Instructions to follow:
Starting with the line that contains "511, 202, 545]" and going on through the line that contains "575, 56, 587]", copy those records character for character, including both end lines.

Dataset extract:
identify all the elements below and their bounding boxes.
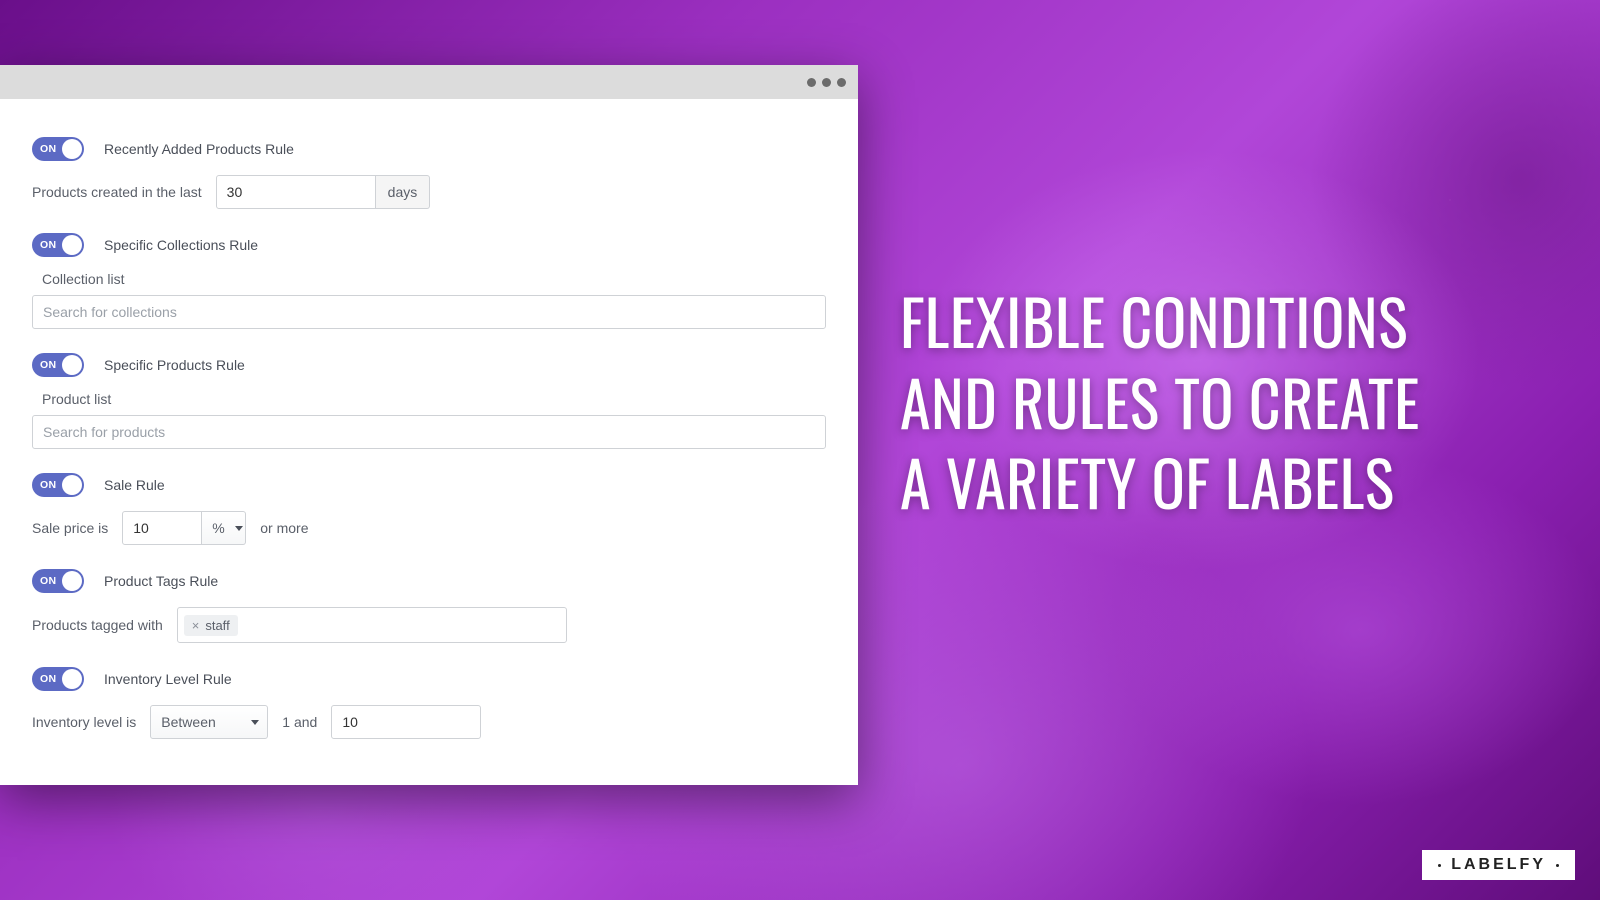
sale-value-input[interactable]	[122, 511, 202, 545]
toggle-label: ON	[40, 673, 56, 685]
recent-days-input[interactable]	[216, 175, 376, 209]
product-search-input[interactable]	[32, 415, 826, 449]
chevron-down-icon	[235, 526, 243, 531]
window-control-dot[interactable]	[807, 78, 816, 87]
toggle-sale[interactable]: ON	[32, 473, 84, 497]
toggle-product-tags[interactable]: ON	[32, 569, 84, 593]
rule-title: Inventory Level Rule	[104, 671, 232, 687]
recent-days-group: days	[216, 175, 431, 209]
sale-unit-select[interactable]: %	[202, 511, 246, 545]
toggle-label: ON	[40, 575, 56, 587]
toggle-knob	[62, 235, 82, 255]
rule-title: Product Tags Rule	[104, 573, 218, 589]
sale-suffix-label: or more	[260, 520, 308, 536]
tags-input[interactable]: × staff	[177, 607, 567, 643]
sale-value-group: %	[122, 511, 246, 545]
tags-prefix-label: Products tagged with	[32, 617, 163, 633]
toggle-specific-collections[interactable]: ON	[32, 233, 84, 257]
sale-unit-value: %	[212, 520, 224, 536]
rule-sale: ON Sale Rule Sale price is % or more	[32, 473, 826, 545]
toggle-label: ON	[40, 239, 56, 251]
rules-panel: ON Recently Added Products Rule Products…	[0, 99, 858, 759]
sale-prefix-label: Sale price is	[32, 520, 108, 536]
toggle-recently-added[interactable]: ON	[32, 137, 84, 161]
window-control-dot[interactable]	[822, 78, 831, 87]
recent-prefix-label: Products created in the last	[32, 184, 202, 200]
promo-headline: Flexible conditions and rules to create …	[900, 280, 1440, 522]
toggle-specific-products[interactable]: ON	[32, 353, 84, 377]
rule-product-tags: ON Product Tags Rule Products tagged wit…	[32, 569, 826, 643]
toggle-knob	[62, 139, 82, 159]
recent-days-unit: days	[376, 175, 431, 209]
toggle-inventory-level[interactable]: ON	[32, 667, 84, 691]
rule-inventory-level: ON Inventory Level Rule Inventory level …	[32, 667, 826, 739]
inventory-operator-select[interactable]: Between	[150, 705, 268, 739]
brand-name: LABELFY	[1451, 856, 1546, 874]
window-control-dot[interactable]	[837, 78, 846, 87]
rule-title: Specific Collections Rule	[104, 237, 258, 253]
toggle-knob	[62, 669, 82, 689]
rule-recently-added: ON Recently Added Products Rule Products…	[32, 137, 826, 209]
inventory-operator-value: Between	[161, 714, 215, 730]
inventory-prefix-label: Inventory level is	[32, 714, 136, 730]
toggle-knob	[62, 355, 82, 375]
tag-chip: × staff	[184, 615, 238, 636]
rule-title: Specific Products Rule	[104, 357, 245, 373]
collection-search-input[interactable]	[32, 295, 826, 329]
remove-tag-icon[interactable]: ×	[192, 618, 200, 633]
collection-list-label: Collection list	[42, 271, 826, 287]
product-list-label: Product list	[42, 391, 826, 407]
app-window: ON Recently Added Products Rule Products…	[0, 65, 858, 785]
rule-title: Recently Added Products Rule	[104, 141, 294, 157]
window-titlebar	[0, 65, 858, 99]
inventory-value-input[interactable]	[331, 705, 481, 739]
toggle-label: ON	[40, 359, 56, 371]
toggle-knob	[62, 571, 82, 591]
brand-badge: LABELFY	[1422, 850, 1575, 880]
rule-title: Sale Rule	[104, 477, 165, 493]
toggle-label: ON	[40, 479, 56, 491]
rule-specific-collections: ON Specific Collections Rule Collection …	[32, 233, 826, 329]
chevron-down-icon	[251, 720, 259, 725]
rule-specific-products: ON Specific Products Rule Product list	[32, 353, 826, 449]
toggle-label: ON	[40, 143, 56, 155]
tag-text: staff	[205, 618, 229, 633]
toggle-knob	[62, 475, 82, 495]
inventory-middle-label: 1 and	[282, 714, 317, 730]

The response:
sale-value-input[interactable]	[122, 511, 202, 545]
toggle-label: ON	[40, 673, 56, 685]
recent-days-input[interactable]	[216, 175, 376, 209]
product-search-input[interactable]	[32, 415, 826, 449]
chevron-down-icon	[235, 526, 243, 531]
window-control-dot[interactable]	[807, 78, 816, 87]
toggle-sale[interactable]: ON	[32, 473, 84, 497]
toggle-product-tags[interactable]: ON	[32, 569, 84, 593]
rule-title: Inventory Level Rule	[104, 671, 232, 687]
recent-days-group: days	[216, 175, 431, 209]
sale-unit-select[interactable]: %	[202, 511, 246, 545]
toggle-label: ON	[40, 575, 56, 587]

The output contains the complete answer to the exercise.